:: RECORD EXCERPTS ::

###

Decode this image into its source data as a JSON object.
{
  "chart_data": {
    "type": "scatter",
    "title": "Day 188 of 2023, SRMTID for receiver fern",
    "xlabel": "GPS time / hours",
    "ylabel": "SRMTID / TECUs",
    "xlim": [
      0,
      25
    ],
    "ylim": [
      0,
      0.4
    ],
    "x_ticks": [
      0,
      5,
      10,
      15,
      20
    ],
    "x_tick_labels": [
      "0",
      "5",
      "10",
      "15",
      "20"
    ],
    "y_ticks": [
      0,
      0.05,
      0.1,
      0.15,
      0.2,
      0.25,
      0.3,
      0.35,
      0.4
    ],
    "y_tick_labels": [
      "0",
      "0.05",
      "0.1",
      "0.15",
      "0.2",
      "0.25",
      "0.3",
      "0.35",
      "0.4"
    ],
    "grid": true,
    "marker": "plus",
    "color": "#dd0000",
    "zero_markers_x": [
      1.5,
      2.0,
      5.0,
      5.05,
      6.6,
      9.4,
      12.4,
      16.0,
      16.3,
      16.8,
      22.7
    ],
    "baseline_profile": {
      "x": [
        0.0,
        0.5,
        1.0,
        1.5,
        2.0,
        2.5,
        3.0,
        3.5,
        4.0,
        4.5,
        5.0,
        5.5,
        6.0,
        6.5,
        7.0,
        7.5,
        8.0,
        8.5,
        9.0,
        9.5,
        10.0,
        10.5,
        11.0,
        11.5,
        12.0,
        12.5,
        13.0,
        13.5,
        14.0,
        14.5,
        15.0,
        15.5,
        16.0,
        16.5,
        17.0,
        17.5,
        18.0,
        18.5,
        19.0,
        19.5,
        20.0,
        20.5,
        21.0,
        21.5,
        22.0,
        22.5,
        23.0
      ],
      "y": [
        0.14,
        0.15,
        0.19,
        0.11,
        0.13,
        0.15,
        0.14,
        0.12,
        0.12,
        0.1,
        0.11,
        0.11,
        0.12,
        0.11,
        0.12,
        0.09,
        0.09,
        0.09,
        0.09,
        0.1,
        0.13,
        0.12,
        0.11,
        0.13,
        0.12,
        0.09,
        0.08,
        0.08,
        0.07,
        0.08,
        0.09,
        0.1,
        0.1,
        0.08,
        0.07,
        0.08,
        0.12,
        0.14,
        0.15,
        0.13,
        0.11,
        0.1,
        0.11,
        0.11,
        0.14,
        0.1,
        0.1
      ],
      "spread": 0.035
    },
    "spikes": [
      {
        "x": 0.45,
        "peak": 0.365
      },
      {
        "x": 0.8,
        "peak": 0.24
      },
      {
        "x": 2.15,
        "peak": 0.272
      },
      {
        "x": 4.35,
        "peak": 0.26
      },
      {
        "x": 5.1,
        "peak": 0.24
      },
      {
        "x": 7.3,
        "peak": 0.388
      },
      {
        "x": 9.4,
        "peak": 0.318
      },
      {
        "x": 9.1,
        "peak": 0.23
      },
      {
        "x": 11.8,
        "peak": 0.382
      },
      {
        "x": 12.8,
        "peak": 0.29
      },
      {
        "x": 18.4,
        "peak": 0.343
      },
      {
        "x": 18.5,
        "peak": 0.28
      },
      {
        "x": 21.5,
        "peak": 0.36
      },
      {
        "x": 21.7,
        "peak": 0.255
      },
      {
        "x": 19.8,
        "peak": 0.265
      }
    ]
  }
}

###

:: GIVEN INSTRUCTION ::
Every line above needs to be retyped exactly.

:: FULL ANSWER ::
Decode this image into its source data as a JSON object.
{
  "chart_data": {
    "type": "scatter",
    "title": "Day 188 of 2023, SRMTID for receiver fern",
    "xlabel": "GPS time / hours",
    "ylabel": "SRMTID / TECUs",
    "xlim": [
      0,
      25
    ],
    "ylim": [
      0,
      0.4
    ],
    "x_ticks": [
      0,
      5,
      10,
      15,
      20
    ],
    "x_tick_labels": [
      "0",
      "5",
      "10",
      "15",
      "20"
    ],
    "y_ticks": [
      0,
      0.05,
      0.1,
      0.15,
      0.2,
      0.25,
      0.3,
      0.35,
      0.4
    ],
    "y_tick_labels": [
      "0",
      "0.05",
      "0.1",
      "0.15",
      "0.2",
      "0.25",
      "0.3",
      "0.35",
      "0.4"
    ],
    "grid": true,
    "marker": "plus",
    "color": "#dd0000",
    "zero_markers_x": [
      1.5,
      2.0,
      5.0,
      5.05,
      6.6,
      9.4,
      12.4,
      16.0,
      16.3,
      16.8,
      22.7
    ],
    "baseline_profile": {
      "x": [
        0.0,
        0.5,
        1.0,
        1.5,
        2.0,
        2.5,
        3.0,
        3.5,
        4.0,
        4.5,
        5.0,
        5.5,
        6.0,
        6.5,
        7.0,
        7.5,
        8.0,
        8.5,
        9.0,
        9.5,
        10.0,
        10.5,
        11.0,
        11.5,
        12.0,
        12.5,
        13.0,
        13.5,
        14.0,
        14.5,
        15.0,
        15.5,
        16.0,
        16.5,
        17.0,
        17.5,
        18.0,
        18.5,
        19.0,
        19.5,
        20.0,
        20.5,
        21.0,
        21.5,
        22.0,
        22.5,
        23.0
      ],
      "y": [
        0.14,
        0.15,
        0.19,
        0.11,
        0.13,
        0.15,
        0.14,
        0.12,
        0.12,
        0.1,
        0.11,
        0.11,
        0.12,
        0.11,
        0.12,
        0.09,
        0.09,
        0.09,
        0.09,
        0.1,
        0.13,
        0.12,
        0.11,
        0.13,
        0.12,
        0.09,
        0.08,
        0.08,
        0.07,
        0.08,
        0.09,
        0.1,
        0.1,
        0.08,
        0.07,
        0.08,
        0.12,
        0.14,
        0.15,
        0.13,
        0.11,
        0.1,
        0.11,
        0.11,
        0.14,
        0.1,
        0.1
      ],
      "spread": 0.035
    },
    "spikes": [
      {
        "x": 0.45,
        "peak": 0.365
      },
      {
        "x": 0.8,
        "peak": 0.24
      },
      {
        "x": 2.15,
        "peak": 0.272
      },
      {
        "x": 4.35,
        "peak": 0.26
      },
      {
        "x": 5.1,
        "peak": 0.24
      },
      {
        "x": 7.3,
        "peak": 0.388
      },
      {
        "x": 9.4,
        "peak": 0.318
      },
      {
        "x": 9.1,
        "peak": 0.23
      },
      {
        "x": 11.8,
        "peak": 0.382
      },
      {
        "x": 12.8,
        "peak": 0.29
      },
      {
        "x": 18.4,
        "peak": 0.343
      },
      {
        "x": 18.5,
        "peak": 0.28
      },
      {
        "x": 21.5,
        "peak": 0.36
      },
      {
        "x": 21.7,
        "peak": 0.255
      },
      {
        "x": 19.8,
        "peak": 0.265
      }
    ]
  }
}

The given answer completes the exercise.